[Figure record extracts]
· · · · · · ·
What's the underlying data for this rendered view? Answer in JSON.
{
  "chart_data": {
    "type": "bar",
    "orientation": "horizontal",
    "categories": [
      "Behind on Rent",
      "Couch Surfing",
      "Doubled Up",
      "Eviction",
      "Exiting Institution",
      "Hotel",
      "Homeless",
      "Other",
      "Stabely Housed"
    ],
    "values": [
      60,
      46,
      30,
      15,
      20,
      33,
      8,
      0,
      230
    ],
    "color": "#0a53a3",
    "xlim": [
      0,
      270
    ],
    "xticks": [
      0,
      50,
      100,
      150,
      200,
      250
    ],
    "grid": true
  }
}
· · · · · · ·
Write out all the data again, exactly as it appears.

● WRITTEN ANSWER
What's the underlying data for this rendered view? Answer in JSON.
{
  "chart_data": {
    "type": "bar",
    "orientation": "horizontal",
    "categories": [
      "Behind on Rent",
      "Couch Surfing",
      "Doubled Up",
      "Eviction",
      "Exiting Institution",
      "Hotel",
      "Homeless",
      "Other",
      "Stabely Housed"
    ],
    "values": [
      60,
      46,
      30,
      15,
      20,
      33,
      8,
      0,
      230
    ],
    "color": "#0a53a3",
    "xlim": [
      0,
      270
    ],
    "xticks": [
      0,
      50,
      100,
      150,
      200,
      250
    ],
    "grid": true
  }
}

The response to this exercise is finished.